Directive
Collect every line below that contains the word "xlabel".

======== Input material

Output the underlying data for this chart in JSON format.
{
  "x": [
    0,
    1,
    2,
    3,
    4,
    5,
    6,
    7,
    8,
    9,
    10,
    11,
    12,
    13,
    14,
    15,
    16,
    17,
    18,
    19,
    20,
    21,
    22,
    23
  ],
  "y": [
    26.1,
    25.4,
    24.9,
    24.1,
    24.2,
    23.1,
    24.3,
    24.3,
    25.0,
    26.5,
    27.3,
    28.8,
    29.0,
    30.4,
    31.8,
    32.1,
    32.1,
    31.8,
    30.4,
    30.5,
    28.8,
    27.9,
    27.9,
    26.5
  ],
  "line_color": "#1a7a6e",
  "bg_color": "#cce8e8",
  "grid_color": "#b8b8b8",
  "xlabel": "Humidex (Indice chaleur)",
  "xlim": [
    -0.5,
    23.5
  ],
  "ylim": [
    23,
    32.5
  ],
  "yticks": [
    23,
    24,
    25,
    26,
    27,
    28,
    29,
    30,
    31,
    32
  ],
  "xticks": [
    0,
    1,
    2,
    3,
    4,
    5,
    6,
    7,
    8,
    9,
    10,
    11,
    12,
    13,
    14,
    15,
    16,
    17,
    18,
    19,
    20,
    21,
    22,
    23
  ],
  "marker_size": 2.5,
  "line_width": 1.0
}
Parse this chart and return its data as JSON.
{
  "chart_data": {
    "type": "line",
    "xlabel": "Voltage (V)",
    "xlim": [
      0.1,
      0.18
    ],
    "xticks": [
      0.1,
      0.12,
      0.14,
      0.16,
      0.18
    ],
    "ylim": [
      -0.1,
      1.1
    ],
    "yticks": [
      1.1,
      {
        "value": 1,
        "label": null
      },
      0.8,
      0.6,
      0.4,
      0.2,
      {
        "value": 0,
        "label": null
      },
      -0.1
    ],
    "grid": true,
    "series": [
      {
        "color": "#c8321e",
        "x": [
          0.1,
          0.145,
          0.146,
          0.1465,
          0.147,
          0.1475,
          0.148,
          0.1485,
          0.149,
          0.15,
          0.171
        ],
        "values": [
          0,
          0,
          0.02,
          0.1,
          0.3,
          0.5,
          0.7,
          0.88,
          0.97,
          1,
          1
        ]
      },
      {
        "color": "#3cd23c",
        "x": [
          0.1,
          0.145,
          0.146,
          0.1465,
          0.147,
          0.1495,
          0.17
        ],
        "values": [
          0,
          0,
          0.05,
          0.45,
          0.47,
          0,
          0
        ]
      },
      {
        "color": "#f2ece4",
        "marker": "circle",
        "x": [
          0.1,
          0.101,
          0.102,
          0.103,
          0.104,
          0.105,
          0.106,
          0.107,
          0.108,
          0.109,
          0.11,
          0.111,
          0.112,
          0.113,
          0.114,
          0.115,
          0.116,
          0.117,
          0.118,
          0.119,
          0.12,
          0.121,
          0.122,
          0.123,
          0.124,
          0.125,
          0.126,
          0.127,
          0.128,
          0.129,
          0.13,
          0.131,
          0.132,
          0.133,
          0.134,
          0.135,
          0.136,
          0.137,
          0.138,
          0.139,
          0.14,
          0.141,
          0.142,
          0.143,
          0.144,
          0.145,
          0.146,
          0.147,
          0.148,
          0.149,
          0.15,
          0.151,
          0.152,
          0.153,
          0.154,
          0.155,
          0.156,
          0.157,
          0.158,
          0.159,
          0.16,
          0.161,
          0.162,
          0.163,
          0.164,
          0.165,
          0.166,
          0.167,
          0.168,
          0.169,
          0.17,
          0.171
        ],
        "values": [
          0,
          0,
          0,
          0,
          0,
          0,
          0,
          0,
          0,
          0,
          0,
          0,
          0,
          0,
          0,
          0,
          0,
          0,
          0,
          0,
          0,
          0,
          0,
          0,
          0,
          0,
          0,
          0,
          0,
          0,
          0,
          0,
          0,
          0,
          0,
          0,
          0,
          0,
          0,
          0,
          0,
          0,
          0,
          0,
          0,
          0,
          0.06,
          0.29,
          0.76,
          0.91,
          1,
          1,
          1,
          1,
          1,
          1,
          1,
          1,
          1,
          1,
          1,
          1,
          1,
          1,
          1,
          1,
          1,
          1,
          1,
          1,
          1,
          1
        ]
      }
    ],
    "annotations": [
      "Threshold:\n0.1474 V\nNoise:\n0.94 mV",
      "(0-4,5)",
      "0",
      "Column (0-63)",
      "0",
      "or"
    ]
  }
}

================

Correct response
  "xlabel": "Humidex (Indice chaleur)",
    "xlabel": "Voltage (V)",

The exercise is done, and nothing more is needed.